Goal: Quote the listing below in its entirety.

(Entries with figure data)
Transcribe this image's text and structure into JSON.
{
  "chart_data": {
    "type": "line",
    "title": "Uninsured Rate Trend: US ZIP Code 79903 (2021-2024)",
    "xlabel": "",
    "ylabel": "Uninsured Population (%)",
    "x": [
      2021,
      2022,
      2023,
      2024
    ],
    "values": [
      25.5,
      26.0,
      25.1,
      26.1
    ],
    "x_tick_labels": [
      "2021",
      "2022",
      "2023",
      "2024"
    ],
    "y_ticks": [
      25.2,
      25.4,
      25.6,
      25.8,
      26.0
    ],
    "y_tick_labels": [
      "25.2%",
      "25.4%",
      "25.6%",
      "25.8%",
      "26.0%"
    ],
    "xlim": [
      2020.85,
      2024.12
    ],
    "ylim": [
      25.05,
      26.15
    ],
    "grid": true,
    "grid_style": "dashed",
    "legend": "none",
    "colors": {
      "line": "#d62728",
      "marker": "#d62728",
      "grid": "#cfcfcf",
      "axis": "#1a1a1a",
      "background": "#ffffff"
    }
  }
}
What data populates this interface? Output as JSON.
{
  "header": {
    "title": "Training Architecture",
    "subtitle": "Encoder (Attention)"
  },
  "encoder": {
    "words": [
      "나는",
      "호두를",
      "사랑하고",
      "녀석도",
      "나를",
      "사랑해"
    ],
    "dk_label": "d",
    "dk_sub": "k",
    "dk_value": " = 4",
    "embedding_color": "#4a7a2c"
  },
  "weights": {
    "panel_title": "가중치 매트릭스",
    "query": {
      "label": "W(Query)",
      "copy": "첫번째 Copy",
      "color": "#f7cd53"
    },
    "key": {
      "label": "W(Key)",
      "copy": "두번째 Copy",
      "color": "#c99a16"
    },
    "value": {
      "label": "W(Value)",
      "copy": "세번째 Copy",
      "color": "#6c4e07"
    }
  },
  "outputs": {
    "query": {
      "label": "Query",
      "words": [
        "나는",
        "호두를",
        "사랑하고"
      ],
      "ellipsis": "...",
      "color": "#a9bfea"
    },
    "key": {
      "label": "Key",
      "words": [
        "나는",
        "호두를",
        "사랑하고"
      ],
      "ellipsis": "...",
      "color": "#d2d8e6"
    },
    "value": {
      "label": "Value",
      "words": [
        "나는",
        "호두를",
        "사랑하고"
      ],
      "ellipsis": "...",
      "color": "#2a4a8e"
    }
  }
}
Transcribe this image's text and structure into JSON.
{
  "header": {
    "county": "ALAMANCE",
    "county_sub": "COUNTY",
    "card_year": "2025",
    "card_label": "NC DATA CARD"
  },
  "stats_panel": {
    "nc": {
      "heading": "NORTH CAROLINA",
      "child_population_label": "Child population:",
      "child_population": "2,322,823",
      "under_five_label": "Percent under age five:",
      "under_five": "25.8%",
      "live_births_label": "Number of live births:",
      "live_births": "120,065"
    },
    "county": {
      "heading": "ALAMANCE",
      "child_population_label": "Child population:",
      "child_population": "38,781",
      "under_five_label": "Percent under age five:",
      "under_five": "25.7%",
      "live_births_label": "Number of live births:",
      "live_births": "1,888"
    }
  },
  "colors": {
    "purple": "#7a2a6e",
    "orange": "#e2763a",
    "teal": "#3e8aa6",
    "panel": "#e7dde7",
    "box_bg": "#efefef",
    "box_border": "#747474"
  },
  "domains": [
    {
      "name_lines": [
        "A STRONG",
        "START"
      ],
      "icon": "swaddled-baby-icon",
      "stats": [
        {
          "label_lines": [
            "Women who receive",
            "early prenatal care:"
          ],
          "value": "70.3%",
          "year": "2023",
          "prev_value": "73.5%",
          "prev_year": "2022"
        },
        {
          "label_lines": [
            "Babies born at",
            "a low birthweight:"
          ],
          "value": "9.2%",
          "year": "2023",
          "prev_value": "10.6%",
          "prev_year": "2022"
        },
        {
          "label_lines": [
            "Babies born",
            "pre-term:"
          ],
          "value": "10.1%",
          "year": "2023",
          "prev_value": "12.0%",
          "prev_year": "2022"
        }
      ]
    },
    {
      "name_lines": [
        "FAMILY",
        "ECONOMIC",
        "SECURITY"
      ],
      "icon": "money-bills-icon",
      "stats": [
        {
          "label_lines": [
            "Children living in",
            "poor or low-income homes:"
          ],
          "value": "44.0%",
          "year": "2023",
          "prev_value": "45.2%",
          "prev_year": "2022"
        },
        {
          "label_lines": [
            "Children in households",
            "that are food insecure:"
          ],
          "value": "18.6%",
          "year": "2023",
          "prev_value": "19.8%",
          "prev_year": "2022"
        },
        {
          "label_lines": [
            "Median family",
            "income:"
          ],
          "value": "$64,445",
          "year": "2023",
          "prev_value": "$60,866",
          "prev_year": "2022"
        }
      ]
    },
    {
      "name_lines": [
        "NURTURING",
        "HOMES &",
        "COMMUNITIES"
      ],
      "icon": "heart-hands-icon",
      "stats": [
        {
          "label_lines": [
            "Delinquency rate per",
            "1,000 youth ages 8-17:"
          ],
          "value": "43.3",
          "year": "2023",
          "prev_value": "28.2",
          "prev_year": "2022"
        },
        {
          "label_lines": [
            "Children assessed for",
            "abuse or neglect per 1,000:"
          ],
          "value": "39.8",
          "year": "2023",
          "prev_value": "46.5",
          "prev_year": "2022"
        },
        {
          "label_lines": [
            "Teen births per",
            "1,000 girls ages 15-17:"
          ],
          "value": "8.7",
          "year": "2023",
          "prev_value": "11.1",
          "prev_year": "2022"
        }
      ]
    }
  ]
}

Solution to this exercise:
Transcribe this image's text and structure into JSON.
{
  "chart_data": {
    "type": "line",
    "title": "Uninsured Rate Trend: US ZIP Code 79903 (2021-2024)",
    "xlabel": "",
    "ylabel": "Uninsured Population (%)",
    "x": [
      2021,
      2022,
      2023,
      2024
    ],
    "values": [
      25.5,
      26.0,
      25.1,
      26.1
    ],
    "x_tick_labels": [
      "2021",
      "2022",
      "2023",
      "2024"
    ],
    "y_ticks": [
      25.2,
      25.4,
      25.6,
      25.8,
      26.0
    ],
    "y_tick_labels": [
      "25.2%",
      "25.4%",
      "25.6%",
      "25.8%",
      "26.0%"
    ],
    "xlim": [
      2020.85,
      2024.12
    ],
    "ylim": [
      25.05,
      26.15
    ],
    "grid": true,
    "grid_style": "dashed",
    "legend": "none",
    "colors": {
      "line": "#d62728",
      "marker": "#d62728",
      "grid": "#cfcfcf",
      "axis": "#1a1a1a",
      "background": "#ffffff"
    }
  }
}
What data populates this interface? Output as JSON.
{
  "header": {
    "title": "Training Architecture",
    "subtitle": "Encoder (Attention)"
  },
  "encoder": {
    "words": [
      "나는",
      "호두를",
      "사랑하고",
      "녀석도",
      "나를",
      "사랑해"
    ],
    "dk_label": "d",
    "dk_sub": "k",
    "dk_value": " = 4",
    "embedding_color": "#4a7a2c"
  },
  "weights": {
    "panel_title": "가중치 매트릭스",
    "query": {
      "label": "W(Query)",
      "copy": "첫번째 Copy",
      "color": "#f7cd53"
    },
    "key": {
      "label": "W(Key)",
      "copy": "두번째 Copy",
      "color": "#c99a16"
    },
    "value": {
      "label": "W(Value)",
      "copy": "세번째 Copy",
      "color": "#6c4e07"
    }
  },
  "outputs": {
    "query": {
      "label": "Query",
      "words": [
        "나는",
        "호두를",
        "사랑하고"
      ],
      "ellipsis": "...",
      "color": "#a9bfea"
    },
    "key": {
      "label": "Key",
      "words": [
        "나는",
        "호두를",
        "사랑하고"
      ],
      "ellipsis": "...",
      "color": "#d2d8e6"
    },
    "value": {
      "label": "Value",
      "words": [
        "나는",
        "호두를",
        "사랑하고"
      ],
      "ellipsis": "...",
      "color": "#2a4a8e"
    }
  }
}
Transcribe this image's text and structure into JSON.
{
  "header": {
    "county": "ALAMANCE",
    "county_sub": "COUNTY",
    "card_year": "2025",
    "card_label": "NC DATA CARD"
  },
  "stats_panel": {
    "nc": {
      "heading": "NORTH CAROLINA",
      "child_population_label": "Child population:",
      "child_population": "2,322,823",
      "under_five_label": "Percent under age five:",
      "under_five": "25.8%",
      "live_births_label": "Number of live births:",
      "live_births": "120,065"
    },
    "county": {
      "heading": "ALAMANCE",
      "child_population_label": "Child population:",
      "child_population": "38,781",
      "under_five_label": "Percent under age five:",
      "under_five": "25.7%",
      "live_births_label": "Number of live births:",
      "live_births": "1,888"
    }
  },
  "colors": {
    "purple": "#7a2a6e",
    "orange": "#e2763a",
    "teal": "#3e8aa6",
    "panel": "#e7dde7",
    "box_bg": "#efefef",
    "box_border": "#747474"
  },
  "domains": [
    {
      "name_lines": [
        "A STRONG",
        "START"
      ],
      "icon": "swaddled-baby-icon",
      "stats": [
        {
          "label_lines": [
            "Women who receive",
            "early prenatal care:"
          ],
          "value": "70.3%",
          "year": "2023",
          "prev_value": "73.5%",
          "prev_year": "2022"
        },
        {
          "label_lines": [
            "Babies born at",
            "a low birthweight:"
          ],
          "value": "9.2%",
          "year": "2023",
          "prev_value": "10.6%",
          "prev_year": "2022"
        },
        {
          "label_lines": [
            "Babies born",
            "pre-term:"
          ],
          "value": "10.1%",
          "year": "2023",
          "prev_value": "12.0%",
          "prev_year": "2022"
        }
      ]
    },
    {
      "name_lines": [
        "FAMILY",
        "ECONOMIC",
        "SECURITY"
      ],
      "icon": "money-bills-icon",
      "stats": [
        {
          "label_lines": [
            "Children living in",
            "poor or low-income homes:"
          ],
          "value": "44.0%",
          "year": "2023",
          "prev_value": "45.2%",
          "prev_year": "2022"
        },
        {
          "label_lines": [
            "Children in households",
            "that are food insecure:"
          ],
          "value": "18.6%",
          "year": "2023",
          "prev_value": "19.8%",
          "prev_year": "2022"
        },
        {
          "label_lines": [
            "Median family",
            "income:"
          ],
          "value": "$64,445",
          "year": "2023",
          "prev_value": "$60,866",
          "prev_year": "2022"
        }
      ]
    },
    {
      "name_lines": [
        "NURTURING",
        "HOMES &",
        "COMMUNITIES"
      ],
      "icon": "heart-hands-icon",
      "stats": [
        {
          "label_lines": [
            "Delinquency rate per",
            "1,000 youth ages 8-17:"
          ],
          "value": "43.3",
          "year": "2023",
          "prev_value": "28.2",
          "prev_year": "2022"
        },
        {
          "label_lines": [
            "Children assessed for",
            "abuse or neglect per 1,000:"
          ],
          "value": "39.8",
          "year": "2023",
          "prev_value": "46.5",
          "prev_year": "2022"
        },
        {
          "label_lines": [
            "Teen births per",
            "1,000 girls ages 15-17:"
          ],
          "value": "8.7",
          "year": "2023",
          "prev_value": "11.1",
          "prev_year": "2022"
        }
      ]
    }
  ]
}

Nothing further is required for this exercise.